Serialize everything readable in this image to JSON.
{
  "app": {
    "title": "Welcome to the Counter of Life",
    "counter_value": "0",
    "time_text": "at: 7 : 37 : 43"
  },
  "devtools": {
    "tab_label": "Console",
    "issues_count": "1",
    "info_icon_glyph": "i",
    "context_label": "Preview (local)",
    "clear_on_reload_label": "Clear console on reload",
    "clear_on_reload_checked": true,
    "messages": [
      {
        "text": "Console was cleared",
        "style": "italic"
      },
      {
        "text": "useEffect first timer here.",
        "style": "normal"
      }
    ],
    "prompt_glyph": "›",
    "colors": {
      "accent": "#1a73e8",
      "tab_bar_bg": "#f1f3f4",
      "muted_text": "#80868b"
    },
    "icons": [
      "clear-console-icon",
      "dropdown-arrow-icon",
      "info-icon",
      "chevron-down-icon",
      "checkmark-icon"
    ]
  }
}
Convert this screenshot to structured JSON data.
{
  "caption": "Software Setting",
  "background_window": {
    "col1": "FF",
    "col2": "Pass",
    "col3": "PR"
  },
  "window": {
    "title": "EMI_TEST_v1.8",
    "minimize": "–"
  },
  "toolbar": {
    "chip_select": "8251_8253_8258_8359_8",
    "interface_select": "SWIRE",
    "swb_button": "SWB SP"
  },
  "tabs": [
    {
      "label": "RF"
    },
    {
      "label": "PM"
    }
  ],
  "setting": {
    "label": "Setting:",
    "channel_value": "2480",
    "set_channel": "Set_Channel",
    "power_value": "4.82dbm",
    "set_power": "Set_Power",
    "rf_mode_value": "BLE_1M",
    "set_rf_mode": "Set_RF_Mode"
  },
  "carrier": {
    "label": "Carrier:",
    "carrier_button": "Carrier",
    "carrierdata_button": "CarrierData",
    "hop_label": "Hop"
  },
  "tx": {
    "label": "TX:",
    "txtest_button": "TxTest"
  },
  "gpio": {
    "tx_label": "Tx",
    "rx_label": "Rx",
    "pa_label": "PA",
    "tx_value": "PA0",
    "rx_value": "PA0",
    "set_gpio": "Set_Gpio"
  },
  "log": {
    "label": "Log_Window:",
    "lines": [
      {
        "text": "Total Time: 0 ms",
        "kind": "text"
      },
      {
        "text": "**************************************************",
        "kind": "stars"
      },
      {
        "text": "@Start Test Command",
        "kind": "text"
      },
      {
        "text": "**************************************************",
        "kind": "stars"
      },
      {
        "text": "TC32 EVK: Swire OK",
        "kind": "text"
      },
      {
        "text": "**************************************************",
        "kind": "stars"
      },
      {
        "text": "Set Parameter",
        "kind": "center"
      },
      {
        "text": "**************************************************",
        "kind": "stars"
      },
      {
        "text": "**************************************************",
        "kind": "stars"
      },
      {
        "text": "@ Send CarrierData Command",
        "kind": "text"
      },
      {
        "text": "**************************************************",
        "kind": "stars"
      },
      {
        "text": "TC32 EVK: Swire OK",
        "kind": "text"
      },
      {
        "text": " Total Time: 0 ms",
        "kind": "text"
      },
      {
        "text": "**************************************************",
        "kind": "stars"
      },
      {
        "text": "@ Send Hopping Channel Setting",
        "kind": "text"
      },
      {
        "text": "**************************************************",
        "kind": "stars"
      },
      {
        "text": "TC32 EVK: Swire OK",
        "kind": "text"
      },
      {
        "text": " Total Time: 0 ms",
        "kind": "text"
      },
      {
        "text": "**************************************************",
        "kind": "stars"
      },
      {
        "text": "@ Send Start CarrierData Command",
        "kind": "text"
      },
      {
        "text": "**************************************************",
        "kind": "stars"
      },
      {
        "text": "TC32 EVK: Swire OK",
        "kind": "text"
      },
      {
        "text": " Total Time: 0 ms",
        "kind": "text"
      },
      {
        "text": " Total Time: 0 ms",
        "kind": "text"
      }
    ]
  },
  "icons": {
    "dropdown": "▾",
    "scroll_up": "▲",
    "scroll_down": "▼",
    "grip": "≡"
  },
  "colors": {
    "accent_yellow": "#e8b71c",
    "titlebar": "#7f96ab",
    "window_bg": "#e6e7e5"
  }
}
===
# Short problem
Exactly as written above, please repeat the entries.

# Result of this task
Serialize everything readable in this image to JSON.
{
  "app": {
    "title": "Welcome to the Counter of Life",
    "counter_value": "0",
    "time_text": "at: 7 : 37 : 43"
  },
  "devtools": {
    "tab_label": "Console",
    "issues_count": "1",
    "info_icon_glyph": "i",
    "context_label": "Preview (local)",
    "clear_on_reload_label": "Clear console on reload",
    "clear_on_reload_checked": true,
    "messages": [
      {
        "text": "Console was cleared",
        "style": "italic"
      },
      {
        "text": "useEffect first timer here.",
        "style": "normal"
      }
    ],
    "prompt_glyph": "›",
    "colors": {
      "accent": "#1a73e8",
      "tab_bar_bg": "#f1f3f4",
      "muted_text": "#80868b"
    },
    "icons": [
      "clear-console-icon",
      "dropdown-arrow-icon",
      "info-icon",
      "chevron-down-icon",
      "checkmark-icon"
    ]
  }
}
Convert this screenshot to structured JSON data.
{
  "caption": "Software Setting",
  "background_window": {
    "col1": "FF",
    "col2": "Pass",
    "col3": "PR"
  },
  "window": {
    "title": "EMI_TEST_v1.8",
    "minimize": "–"
  },
  "toolbar": {
    "chip_select": "8251_8253_8258_8359_8",
    "interface_select": "SWIRE",
    "swb_button": "SWB SP"
  },
  "tabs": [
    {
      "label": "RF"
    },
    {
      "label": "PM"
    }
  ],
  "setting": {
    "label": "Setting:",
    "channel_value": "2480",
    "set_channel": "Set_Channel",
    "power_value": "4.82dbm",
    "set_power": "Set_Power",
    "rf_mode_value": "BLE_1M",
    "set_rf_mode": "Set_RF_Mode"
  },
  "carrier": {
    "label": "Carrier:",
    "carrier_button": "Carrier",
    "carrierdata_button": "CarrierData",
    "hop_label": "Hop"
  },
  "tx": {
    "label": "TX:",
    "txtest_button": "TxTest"
  },
  "gpio": {
    "tx_label": "Tx",
    "rx_label": "Rx",
    "pa_label": "PA",
    "tx_value": "PA0",
    "rx_value": "PA0",
    "set_gpio": "Set_Gpio"
  },
  "log": {
    "label": "Log_Window:",
    "lines": [
      {
        "text": "Total Time: 0 ms",
        "kind": "text"
      },
      {
        "text": "**************************************************",
        "kind": "stars"
      },
      {
        "text": "@Start Test Command",
        "kind": "text"
      },
      {
        "text": "**************************************************",
        "kind": "stars"
      },
      {
        "text": "TC32 EVK: Swire OK",
        "kind": "text"
      },
      {
        "text": "**************************************************",
        "kind": "stars"
      },
      {
        "text": "Set Parameter",
        "kind": "center"
      },
      {
        "text": "**************************************************",
        "kind": "stars"
      },
      {
        "text": "**************************************************",
        "kind": "stars"
      },
      {
        "text": "@ Send CarrierData Command",
        "kind": "text"
      },
      {
        "text": "**************************************************",
        "kind": "stars"
      },
      {
        "text": "TC32 EVK: Swire OK",
        "kind": "text"
      },
      {
        "text": " Total Time: 0 ms",
        "kind": "text"
      },
      {
        "text": "**************************************************",
        "kind": "stars"
      },
      {
        "text": "@ Send Hopping Channel Setting",
        "kind": "text"
      },
      {
        "text": "**************************************************",
        "kind": "stars"
      },
      {
        "text": "TC32 EVK: Swire OK",
        "kind": "text"
      },
      {
        "text": " Total Time: 0 ms",
        "kind": "text"
      },
      {
        "text": "**************************************************",
        "kind": "stars"
      },
      {
        "text": "@ Send Start CarrierData Command",
        "kind": "text"
      },
      {
        "text": "**************************************************",
        "kind": "stars"
      },
      {
        "text": "TC32 EVK: Swire OK",
        "kind": "text"
      },
      {
        "text": " Total Time: 0 ms",
        "kind": "text"
      },
      {
        "text": " Total Time: 0 ms",
        "kind": "text"
      }
    ]
  },
  "icons": {
    "dropdown": "▾",
    "scroll_up": "▲",
    "scroll_down": "▼",
    "grip": "≡"
  },
  "colors": {
    "accent_yellow": "#e8b71c",
    "titlebar": "#7f96ab",
    "window_bg": "#e6e7e5"
  }
}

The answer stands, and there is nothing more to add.